▶ _Set task_: All the records that follow need to be reproduced exactly. Omit the images.

▶ _Dataset excerpts_:
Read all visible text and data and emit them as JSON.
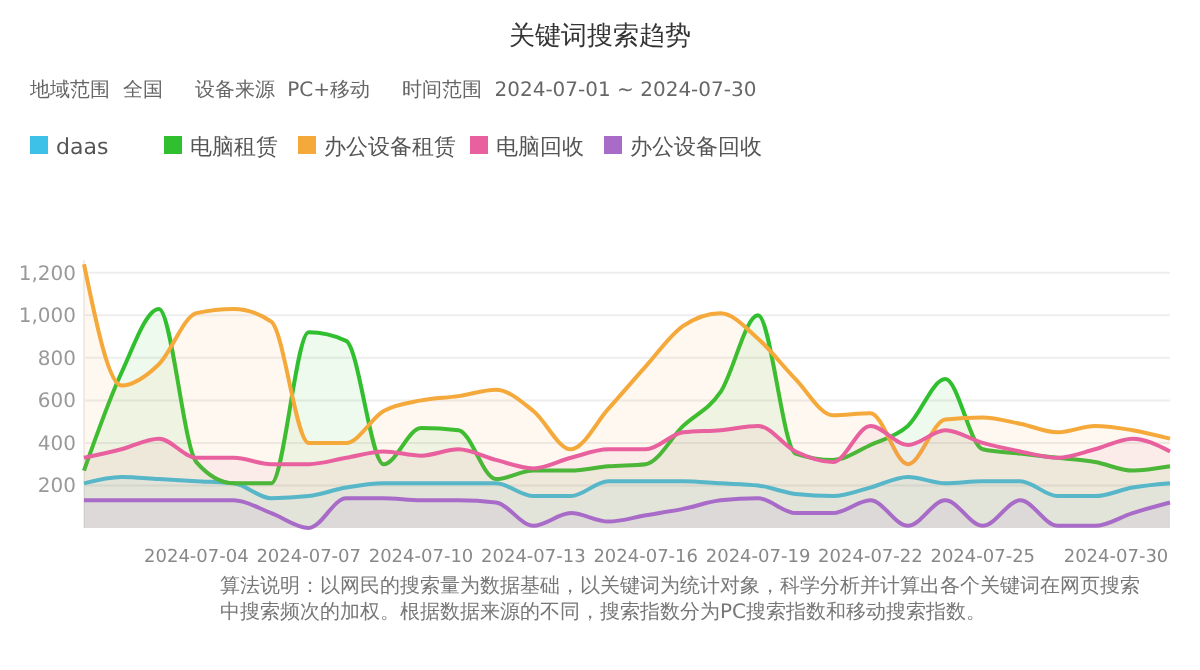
{
  "chart_data": {
    "type": "area",
    "title": "关键词搜索趋势",
    "subtitle": "地域范围  全国     设备来源  PC+移动     时间范围  2024-07-01 ~ 2024-07-30",
    "x": [
      "2024-07-01",
      "2024-07-02",
      "2024-07-03",
      "2024-07-04",
      "2024-07-05",
      "2024-07-06",
      "2024-07-07",
      "2024-07-08",
      "2024-07-09",
      "2024-07-10",
      "2024-07-11",
      "2024-07-12",
      "2024-07-13",
      "2024-07-14",
      "2024-07-15",
      "2024-07-16",
      "2024-07-17",
      "2024-07-18",
      "2024-07-19",
      "2024-07-20",
      "2024-07-21",
      "2024-07-22",
      "2024-07-23",
      "2024-07-24",
      "2024-07-25",
      "2024-07-26",
      "2024-07-27",
      "2024-07-28",
      "2024-07-29",
      "2024-07-30"
    ],
    "series": [
      {
        "name": "daas",
        "color": "#3ec1e8",
        "values": [
          210,
          240,
          230,
          220,
          210,
          140,
          150,
          190,
          210,
          210,
          210,
          210,
          150,
          150,
          220,
          220,
          220,
          210,
          200,
          160,
          150,
          190,
          240,
          210,
          220,
          220,
          150,
          150,
          190,
          210
        ]
      },
      {
        "name": "电脑租赁",
        "color": "#2fbf2f",
        "values": [
          270,
          730,
          1030,
          310,
          210,
          210,
          920,
          880,
          300,
          470,
          460,
          230,
          270,
          270,
          290,
          300,
          480,
          640,
          1000,
          350,
          320,
          390,
          480,
          700,
          370,
          350,
          330,
          310,
          270,
          290
        ]
      },
      {
        "name": "办公设备租赁",
        "color": "#f5a93b",
        "values": [
          1240,
          670,
          770,
          1010,
          1030,
          970,
          400,
          400,
          550,
          600,
          620,
          650,
          550,
          370,
          560,
          760,
          950,
          1010,
          890,
          700,
          530,
          540,
          300,
          510,
          520,
          490,
          450,
          480,
          460,
          420
        ]
      },
      {
        "name": "电脑回收",
        "color": "#e8609e",
        "values": [
          330,
          370,
          420,
          330,
          330,
          300,
          300,
          330,
          360,
          340,
          370,
          320,
          280,
          330,
          370,
          370,
          450,
          460,
          480,
          360,
          310,
          480,
          390,
          460,
          400,
          360,
          330,
          370,
          420,
          360
        ]
      },
      {
        "name": "办公设备回收",
        "color": "#a86bc8",
        "values": [
          130,
          130,
          130,
          130,
          130,
          70,
          0,
          140,
          140,
          130,
          130,
          120,
          10,
          70,
          30,
          60,
          90,
          130,
          140,
          70,
          70,
          130,
          10,
          130,
          10,
          130,
          10,
          10,
          70,
          120
        ]
      }
    ],
    "xlim": [
      "2024-07-01",
      "2024-07-30"
    ],
    "xticks": [
      "2024-07-04",
      "2024-07-07",
      "2024-07-10",
      "2024-07-13",
      "2024-07-16",
      "2024-07-19",
      "2024-07-22",
      "2024-07-25",
      "2024-07-30"
    ],
    "ylim": [
      0,
      1260
    ],
    "yticks": [
      200,
      400,
      600,
      800,
      {
        "value": 1000,
        "label": "1,000"
      },
      {
        "value": 1200,
        "label": "1,200"
      }
    ],
    "grid": "y",
    "legend": "top left",
    "marker": "none",
    "line_style": "solid",
    "annotations": [
      "算法说明：以网民的搜索量为数据基础，以关键词为统计对象，科学分析并计算出各个关键词在网页搜索中搜索频次的加权。根据数据来源的不同，搜索指数分为PC搜索指数和移动搜索指数。"
    ]
  }
}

▶ _Exercise solution_:
Read all visible text and data and emit them as JSON.
{
  "chart_data": {
    "type": "area",
    "title": "关键词搜索趋势",
    "subtitle": "地域范围  全国     设备来源  PC+移动     时间范围  2024-07-01 ~ 2024-07-30",
    "x": [
      "2024-07-01",
      "2024-07-02",
      "2024-07-03",
      "2024-07-04",
      "2024-07-05",
      "2024-07-06",
      "2024-07-07",
      "2024-07-08",
      "2024-07-09",
      "2024-07-10",
      "2024-07-11",
      "2024-07-12",
      "2024-07-13",
      "2024-07-14",
      "2024-07-15",
      "2024-07-16",
      "2024-07-17",
      "2024-07-18",
      "2024-07-19",
      "2024-07-20",
      "2024-07-21",
      "2024-07-22",
      "2024-07-23",
      "2024-07-24",
      "2024-07-25",
      "2024-07-26",
      "2024-07-27",
      "2024-07-28",
      "2024-07-29",
      "2024-07-30"
    ],
    "series": [
      {
        "name": "daas",
        "color": "#3ec1e8",
        "values": [
          210,
          240,
          230,
          220,
          210,
          140,
          150,
          190,
          210,
          210,
          210,
          210,
          150,
          150,
          220,
          220,
          220,
          210,
          200,
          160,
          150,
          190,
          240,
          210,
          220,
          220,
          150,
          150,
          190,
          210
        ]
      },
      {
        "name": "电脑租赁",
        "color": "#2fbf2f",
        "values": [
          270,
          730,
          1030,
          310,
          210,
          210,
          920,
          880,
          300,
          470,
          460,
          230,
          270,
          270,
          290,
          300,
          480,
          640,
          1000,
          350,
          320,
          390,
          480,
          700,
          370,
          350,
          330,
          310,
          270,
          290
        ]
      },
      {
        "name": "办公设备租赁",
        "color": "#f5a93b",
        "values": [
          1240,
          670,
          770,
          1010,
          1030,
          970,
          400,
          400,
          550,
          600,
          620,
          650,
          550,
          370,
          560,
          760,
          950,
          1010,
          890,
          700,
          530,
          540,
          300,
          510,
          520,
          490,
          450,
          480,
          460,
          420
        ]
      },
      {
        "name": "电脑回收",
        "color": "#e8609e",
        "values": [
          330,
          370,
          420,
          330,
          330,
          300,
          300,
          330,
          360,
          340,
          370,
          320,
          280,
          330,
          370,
          370,
          450,
          460,
          480,
          360,
          310,
          480,
          390,
          460,
          400,
          360,
          330,
          370,
          420,
          360
        ]
      },
      {
        "name": "办公设备回收",
        "color": "#a86bc8",
        "values": [
          130,
          130,
          130,
          130,
          130,
          70,
          0,
          140,
          140,
          130,
          130,
          120,
          10,
          70,
          30,
          60,
          90,
          130,
          140,
          70,
          70,
          130,
          10,
          130,
          10,
          130,
          10,
          10,
          70,
          120
        ]
      }
    ],
    "xlim": [
      "2024-07-01",
      "2024-07-30"
    ],
    "xticks": [
      "2024-07-04",
      "2024-07-07",
      "2024-07-10",
      "2024-07-13",
      "2024-07-16",
      "2024-07-19",
      "2024-07-22",
      "2024-07-25",
      "2024-07-30"
    ],
    "ylim": [
      0,
      1260
    ],
    "yticks": [
      200,
      400,
      600,
      800,
      {
        "value": 1000,
        "label": "1,000"
      },
      {
        "value": 1200,
        "label": "1,200"
      }
    ],
    "grid": "y",
    "legend": "top left",
    "marker": "none",
    "line_style": "solid",
    "annotations": [
      "算法说明：以网民的搜索量为数据基础，以关键词为统计对象，科学分析并计算出各个关键词在网页搜索中搜索频次的加权。根据数据来源的不同，搜索指数分为PC搜索指数和移动搜索指数。"
    ]
  }
}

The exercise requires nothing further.